Work to be completed
Every entry must be copied word for word.

※ ※ ※

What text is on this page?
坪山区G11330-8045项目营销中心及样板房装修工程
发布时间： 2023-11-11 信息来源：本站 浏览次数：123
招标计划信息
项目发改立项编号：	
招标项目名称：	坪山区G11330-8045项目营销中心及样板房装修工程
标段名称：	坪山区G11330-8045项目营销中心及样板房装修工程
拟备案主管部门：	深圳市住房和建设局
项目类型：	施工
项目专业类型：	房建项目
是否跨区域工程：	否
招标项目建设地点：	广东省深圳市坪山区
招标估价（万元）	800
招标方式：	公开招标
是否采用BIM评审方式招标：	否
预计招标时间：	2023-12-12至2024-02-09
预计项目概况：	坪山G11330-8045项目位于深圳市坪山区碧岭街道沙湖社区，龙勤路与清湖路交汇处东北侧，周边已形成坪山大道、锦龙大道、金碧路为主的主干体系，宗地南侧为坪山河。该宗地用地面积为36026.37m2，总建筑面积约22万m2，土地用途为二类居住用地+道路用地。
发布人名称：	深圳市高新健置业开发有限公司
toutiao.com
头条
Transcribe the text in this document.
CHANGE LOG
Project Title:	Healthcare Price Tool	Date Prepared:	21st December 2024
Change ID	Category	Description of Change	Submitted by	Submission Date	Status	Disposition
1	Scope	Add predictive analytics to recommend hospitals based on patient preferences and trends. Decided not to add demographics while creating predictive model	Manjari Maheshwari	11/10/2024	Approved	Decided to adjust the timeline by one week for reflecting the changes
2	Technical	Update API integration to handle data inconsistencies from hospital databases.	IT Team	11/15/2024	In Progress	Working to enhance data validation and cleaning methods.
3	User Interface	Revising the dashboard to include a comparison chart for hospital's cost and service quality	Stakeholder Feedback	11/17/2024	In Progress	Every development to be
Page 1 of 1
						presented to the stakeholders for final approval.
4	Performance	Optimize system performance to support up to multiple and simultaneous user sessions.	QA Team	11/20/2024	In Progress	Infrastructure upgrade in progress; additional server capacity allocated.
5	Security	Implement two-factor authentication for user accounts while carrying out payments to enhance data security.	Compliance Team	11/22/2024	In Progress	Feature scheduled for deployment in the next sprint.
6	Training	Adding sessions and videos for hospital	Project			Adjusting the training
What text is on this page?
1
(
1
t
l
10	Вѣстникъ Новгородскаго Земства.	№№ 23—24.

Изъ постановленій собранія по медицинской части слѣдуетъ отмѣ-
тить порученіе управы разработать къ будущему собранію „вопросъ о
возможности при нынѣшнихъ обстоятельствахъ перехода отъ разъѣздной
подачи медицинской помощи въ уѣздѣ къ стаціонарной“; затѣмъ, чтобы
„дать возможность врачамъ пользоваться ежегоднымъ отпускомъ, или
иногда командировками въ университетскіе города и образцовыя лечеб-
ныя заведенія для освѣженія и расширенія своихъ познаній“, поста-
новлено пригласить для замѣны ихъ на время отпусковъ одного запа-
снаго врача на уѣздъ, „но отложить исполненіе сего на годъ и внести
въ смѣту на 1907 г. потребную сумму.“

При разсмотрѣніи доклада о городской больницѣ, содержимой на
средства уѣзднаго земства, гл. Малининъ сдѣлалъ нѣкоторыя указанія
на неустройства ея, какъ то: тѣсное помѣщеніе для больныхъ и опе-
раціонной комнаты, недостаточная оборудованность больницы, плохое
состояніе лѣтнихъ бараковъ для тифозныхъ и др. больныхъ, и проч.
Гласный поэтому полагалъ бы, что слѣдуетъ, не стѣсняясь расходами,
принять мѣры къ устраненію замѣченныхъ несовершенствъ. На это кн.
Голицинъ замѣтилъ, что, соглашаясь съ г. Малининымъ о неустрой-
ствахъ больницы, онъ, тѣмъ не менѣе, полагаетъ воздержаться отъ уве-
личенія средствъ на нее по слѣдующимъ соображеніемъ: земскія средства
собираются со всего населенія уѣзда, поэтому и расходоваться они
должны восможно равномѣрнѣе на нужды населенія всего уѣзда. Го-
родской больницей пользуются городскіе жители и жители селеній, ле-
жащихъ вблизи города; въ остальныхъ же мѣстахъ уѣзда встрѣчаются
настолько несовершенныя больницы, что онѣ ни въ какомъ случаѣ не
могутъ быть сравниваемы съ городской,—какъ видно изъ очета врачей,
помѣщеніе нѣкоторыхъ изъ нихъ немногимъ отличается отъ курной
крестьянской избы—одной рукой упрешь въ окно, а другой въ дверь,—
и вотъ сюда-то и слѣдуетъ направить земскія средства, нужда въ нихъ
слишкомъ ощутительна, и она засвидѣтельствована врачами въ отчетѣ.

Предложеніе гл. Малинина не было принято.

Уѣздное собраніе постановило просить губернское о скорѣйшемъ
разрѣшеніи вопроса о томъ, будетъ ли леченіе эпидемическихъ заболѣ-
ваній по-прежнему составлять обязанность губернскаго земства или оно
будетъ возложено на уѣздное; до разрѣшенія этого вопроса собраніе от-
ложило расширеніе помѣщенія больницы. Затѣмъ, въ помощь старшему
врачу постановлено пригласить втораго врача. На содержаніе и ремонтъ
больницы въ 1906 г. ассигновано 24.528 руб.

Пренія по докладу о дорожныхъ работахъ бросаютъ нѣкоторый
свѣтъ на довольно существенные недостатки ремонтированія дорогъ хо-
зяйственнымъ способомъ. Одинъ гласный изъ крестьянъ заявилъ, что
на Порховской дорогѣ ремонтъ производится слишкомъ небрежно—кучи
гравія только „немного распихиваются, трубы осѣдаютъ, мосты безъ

※ ※ ※

Solution to the problem
What text is on this page?
坪山区G11330-8045项目营销中心及样板房装修工程
发布时间： 2023-11-11 信息来源：本站 浏览次数：123
招标计划信息
项目发改立项编号：	
招标项目名称：	坪山区G11330-8045项目营销中心及样板房装修工程
标段名称：	坪山区G11330-8045项目营销中心及样板房装修工程
拟备案主管部门：	深圳市住房和建设局
项目类型：	施工
项目专业类型：	房建项目
是否跨区域工程：	否
招标项目建设地点：	广东省深圳市坪山区
招标估价（万元）	800
招标方式：	公开招标
是否采用BIM评审方式招标：	否
预计招标时间：	2023-12-12至2024-02-09
预计项目概况：	坪山G11330-8045项目位于深圳市坪山区碧岭街道沙湖社区，龙勤路与清湖路交汇处东北侧，周边已形成坪山大道、锦龙大道、金碧路为主的主干体系，宗地南侧为坪山河。该宗地用地面积为36026.37m2，总建筑面积约22万m2，土地用途为二类居住用地+道路用地。
发布人名称：	深圳市高新健置业开发有限公司
toutiao.com
头条
Transcribe the text in this document.
CHANGE LOG
Project Title:	Healthcare Price Tool	Date Prepared:	21st December 2024
Change ID	Category	Description of Change	Submitted by	Submission Date	Status	Disposition
1	Scope	Add predictive analytics to recommend hospitals based on patient preferences and trends. Decided not to add demographics while creating predictive model	Manjari Maheshwari	11/10/2024	Approved	Decided to adjust the timeline by one week for reflecting the changes
2	Technical	Update API integration to handle data inconsistencies from hospital databases.	IT Team	11/15/2024	In Progress	Working to enhance data validation and cleaning methods.
3	User Interface	Revising the dashboard to include a comparison chart for hospital's cost and service quality	Stakeholder Feedback	11/17/2024	In Progress	Every development to be
Page 1 of 1
						presented to the stakeholders for final approval.
4	Performance	Optimize system performance to support up to multiple and simultaneous user sessions.	QA Team	11/20/2024	In Progress	Infrastructure upgrade in progress; additional server capacity allocated.
5	Security	Implement two-factor authentication for user accounts while carrying out payments to enhance data security.	Compliance Team	11/22/2024	In Progress	Feature scheduled for deployment in the next sprint.
6	Training	Adding sessions and videos for hospital	Project			Adjusting the training
What text is on this page?
1
(
1
t
l
10	Вѣстникъ Новгородскаго Земства.	№№ 23—24.

Изъ постановленій собранія по медицинской части слѣдуетъ отмѣ-
тить порученіе управы разработать къ будущему собранію „вопросъ о
возможности при нынѣшнихъ обстоятельствахъ перехода отъ разъѣздной
подачи медицинской помощи въ уѣздѣ къ стаціонарной“; затѣмъ, чтобы
„дать возможность врачамъ пользоваться ежегоднымъ отпускомъ, или
иногда командировками въ университетскіе города и образцовыя лечеб-
ныя заведенія для освѣженія и расширенія своихъ познаній“, поста-
новлено пригласить для замѣны ихъ на время отпусковъ одного запа-
снаго врача на уѣздъ, „но отложить исполненіе сего на годъ и внести
въ смѣту на 1907 г. потребную сумму.“

При разсмотрѣніи доклада о городской больницѣ, содержимой на
средства уѣзднаго земства, гл. Малининъ сдѣлалъ нѣкоторыя указанія
на неустройства ея, какъ то: тѣсное помѣщеніе для больныхъ и опе-
раціонной комнаты, недостаточная оборудованность больницы, плохое
состояніе лѣтнихъ бараковъ для тифозныхъ и др. больныхъ, и проч.
Гласный поэтому полагалъ бы, что слѣдуетъ, не стѣсняясь расходами,
принять мѣры къ устраненію замѣченныхъ несовершенствъ. На это кн.
Голицинъ замѣтилъ, что, соглашаясь съ г. Малининымъ о неустрой-
ствахъ больницы, онъ, тѣмъ не менѣе, полагаетъ воздержаться отъ уве-
личенія средствъ на нее по слѣдующимъ соображеніемъ: земскія средства
собираются со всего населенія уѣзда, поэтому и расходоваться они
должны восможно равномѣрнѣе на нужды населенія всего уѣзда. Го-
родской больницей пользуются городскіе жители и жители селеній, ле-
жащихъ вблизи города; въ остальныхъ же мѣстахъ уѣзда встрѣчаются
настолько несовершенныя больницы, что онѣ ни въ какомъ случаѣ не
могутъ быть сравниваемы съ городской,—какъ видно изъ очета врачей,
помѣщеніе нѣкоторыхъ изъ нихъ немногимъ отличается отъ курной
крестьянской избы—одной рукой упрешь въ окно, а другой въ дверь,—
и вотъ сюда-то и слѣдуетъ направить земскія средства, нужда въ нихъ
слишкомъ ощутительна, и она засвидѣтельствована врачами въ отчетѣ.

Предложеніе гл. Малинина не было принято.

Уѣздное собраніе постановило просить губернское о скорѣйшемъ
разрѣшеніи вопроса о томъ, будетъ ли леченіе эпидемическихъ заболѣ-
ваній по-прежнему составлять обязанность губернскаго земства или оно
будетъ возложено на уѣздное; до разрѣшенія этого вопроса собраніе от-
ложило расширеніе помѣщенія больницы. Затѣмъ, въ помощь старшему
врачу постановлено пригласить втораго врача. На содержаніе и ремонтъ
больницы въ 1906 г. ассигновано 24.528 руб.

Пренія по докладу о дорожныхъ работахъ бросаютъ нѣкоторый
свѣтъ на довольно существенные недостатки ремонтированія дорогъ хо-
зяйственнымъ способомъ. Одинъ гласный изъ крестьянъ заявилъ, что
на Порховской дорогѣ ремонтъ производится слишкомъ небрежно—кучи
гравія только „немного распихиваются, трубы осѣдаютъ, мосты безъ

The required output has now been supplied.